Exercise objective:
Read the records below and copy each line that contains "Normalization".

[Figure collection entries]

----

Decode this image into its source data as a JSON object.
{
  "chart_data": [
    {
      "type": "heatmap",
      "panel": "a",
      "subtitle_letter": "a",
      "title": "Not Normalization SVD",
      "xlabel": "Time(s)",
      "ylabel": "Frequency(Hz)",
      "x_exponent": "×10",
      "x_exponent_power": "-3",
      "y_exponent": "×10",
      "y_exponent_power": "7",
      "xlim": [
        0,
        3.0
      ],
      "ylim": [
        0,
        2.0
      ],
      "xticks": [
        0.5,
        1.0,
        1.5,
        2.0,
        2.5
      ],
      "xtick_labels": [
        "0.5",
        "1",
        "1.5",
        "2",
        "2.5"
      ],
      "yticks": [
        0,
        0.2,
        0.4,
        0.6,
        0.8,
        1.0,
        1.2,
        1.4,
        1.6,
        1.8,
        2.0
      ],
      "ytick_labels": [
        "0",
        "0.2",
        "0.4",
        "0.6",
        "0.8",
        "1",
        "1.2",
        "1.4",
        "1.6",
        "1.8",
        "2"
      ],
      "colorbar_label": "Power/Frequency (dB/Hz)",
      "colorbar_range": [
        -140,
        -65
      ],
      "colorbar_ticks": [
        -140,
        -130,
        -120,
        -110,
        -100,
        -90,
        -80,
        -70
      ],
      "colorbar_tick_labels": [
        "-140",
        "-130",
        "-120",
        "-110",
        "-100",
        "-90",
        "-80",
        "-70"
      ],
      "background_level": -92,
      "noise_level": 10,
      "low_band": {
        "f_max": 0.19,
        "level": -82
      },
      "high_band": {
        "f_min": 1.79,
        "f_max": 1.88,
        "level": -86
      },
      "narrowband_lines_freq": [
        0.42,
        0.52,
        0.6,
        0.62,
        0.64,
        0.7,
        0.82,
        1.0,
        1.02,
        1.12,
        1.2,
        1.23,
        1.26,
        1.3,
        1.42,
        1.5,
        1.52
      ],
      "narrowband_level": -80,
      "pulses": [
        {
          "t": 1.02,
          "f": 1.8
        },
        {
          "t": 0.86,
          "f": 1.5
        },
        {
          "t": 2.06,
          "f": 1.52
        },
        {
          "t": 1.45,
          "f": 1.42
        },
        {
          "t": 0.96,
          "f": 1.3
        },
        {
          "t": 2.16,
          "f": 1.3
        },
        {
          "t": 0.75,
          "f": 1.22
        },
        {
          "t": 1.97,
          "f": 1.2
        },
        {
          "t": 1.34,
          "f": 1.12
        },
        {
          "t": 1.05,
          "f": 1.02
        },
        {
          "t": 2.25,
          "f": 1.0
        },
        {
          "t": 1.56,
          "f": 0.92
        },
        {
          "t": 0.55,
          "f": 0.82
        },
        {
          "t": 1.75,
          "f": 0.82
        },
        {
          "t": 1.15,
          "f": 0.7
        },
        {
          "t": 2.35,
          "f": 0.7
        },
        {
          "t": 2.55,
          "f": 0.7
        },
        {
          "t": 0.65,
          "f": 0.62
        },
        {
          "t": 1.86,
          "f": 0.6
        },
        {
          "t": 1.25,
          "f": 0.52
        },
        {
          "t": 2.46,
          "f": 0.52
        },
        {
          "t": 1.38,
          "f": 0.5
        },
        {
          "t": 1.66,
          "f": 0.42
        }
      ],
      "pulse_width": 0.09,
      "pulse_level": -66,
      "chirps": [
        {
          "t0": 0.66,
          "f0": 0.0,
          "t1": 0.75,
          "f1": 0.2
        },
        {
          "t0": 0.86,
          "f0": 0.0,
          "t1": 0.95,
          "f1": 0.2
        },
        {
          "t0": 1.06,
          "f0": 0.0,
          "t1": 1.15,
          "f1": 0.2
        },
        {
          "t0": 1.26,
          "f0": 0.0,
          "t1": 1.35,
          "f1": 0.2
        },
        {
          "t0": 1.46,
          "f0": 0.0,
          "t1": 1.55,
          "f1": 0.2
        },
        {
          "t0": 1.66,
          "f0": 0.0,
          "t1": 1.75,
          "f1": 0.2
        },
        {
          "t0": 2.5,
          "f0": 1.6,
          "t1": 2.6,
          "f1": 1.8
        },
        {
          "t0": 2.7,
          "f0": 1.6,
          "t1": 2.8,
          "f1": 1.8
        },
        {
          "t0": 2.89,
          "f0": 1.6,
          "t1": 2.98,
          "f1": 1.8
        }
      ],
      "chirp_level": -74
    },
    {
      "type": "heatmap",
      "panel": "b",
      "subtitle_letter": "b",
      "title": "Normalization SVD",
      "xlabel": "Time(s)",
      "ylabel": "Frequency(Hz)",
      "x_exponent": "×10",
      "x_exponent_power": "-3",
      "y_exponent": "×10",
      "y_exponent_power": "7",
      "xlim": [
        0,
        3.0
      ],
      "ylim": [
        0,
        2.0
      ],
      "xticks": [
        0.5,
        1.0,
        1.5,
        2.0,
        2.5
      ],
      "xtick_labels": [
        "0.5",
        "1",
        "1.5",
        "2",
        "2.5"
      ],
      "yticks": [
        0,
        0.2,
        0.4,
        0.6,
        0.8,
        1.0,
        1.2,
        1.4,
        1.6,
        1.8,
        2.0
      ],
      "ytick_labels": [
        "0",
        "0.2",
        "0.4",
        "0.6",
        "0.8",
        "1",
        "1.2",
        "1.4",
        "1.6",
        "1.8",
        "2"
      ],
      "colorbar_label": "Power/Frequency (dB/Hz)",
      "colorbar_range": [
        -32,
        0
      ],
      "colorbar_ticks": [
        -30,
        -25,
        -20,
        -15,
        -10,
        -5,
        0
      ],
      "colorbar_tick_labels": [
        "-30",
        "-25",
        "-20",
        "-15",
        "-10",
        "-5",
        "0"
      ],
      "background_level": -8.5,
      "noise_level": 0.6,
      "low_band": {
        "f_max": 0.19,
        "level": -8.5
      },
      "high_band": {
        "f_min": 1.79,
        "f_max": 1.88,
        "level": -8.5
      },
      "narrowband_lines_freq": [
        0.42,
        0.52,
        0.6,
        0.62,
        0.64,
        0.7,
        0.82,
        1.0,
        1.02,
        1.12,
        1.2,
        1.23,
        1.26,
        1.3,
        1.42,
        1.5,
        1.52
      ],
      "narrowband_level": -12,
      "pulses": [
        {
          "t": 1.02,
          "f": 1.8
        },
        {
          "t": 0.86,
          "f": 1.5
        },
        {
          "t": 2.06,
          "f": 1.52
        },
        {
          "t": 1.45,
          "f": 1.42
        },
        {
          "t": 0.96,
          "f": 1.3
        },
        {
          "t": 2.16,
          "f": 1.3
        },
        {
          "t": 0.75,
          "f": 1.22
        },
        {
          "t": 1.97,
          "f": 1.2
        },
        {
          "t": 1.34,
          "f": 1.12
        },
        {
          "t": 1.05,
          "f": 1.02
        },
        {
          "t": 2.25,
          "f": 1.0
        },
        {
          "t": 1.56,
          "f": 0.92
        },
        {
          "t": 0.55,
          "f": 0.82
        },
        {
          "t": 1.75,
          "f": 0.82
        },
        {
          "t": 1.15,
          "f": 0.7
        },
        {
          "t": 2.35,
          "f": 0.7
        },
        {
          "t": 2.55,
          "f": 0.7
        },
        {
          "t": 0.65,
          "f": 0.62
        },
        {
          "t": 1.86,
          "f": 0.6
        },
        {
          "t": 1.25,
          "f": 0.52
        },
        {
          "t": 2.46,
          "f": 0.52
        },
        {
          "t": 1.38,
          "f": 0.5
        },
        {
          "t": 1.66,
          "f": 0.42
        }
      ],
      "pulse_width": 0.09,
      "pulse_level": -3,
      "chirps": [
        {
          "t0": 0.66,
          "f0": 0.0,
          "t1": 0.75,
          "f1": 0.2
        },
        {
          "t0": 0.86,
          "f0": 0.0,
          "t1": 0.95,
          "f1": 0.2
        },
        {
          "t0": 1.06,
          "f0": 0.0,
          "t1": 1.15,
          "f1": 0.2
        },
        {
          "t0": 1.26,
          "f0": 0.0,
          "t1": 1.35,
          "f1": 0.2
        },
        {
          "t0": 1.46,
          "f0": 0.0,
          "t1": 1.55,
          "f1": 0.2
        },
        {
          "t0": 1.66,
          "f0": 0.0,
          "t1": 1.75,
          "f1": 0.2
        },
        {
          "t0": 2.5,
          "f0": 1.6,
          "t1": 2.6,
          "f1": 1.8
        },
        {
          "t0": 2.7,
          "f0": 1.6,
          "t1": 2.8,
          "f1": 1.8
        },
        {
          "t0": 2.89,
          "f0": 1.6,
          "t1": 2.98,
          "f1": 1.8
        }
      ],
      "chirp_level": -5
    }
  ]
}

----

Expected answer:
      "title": "Not Normalization SVD",
      "title": "Normalization SVD",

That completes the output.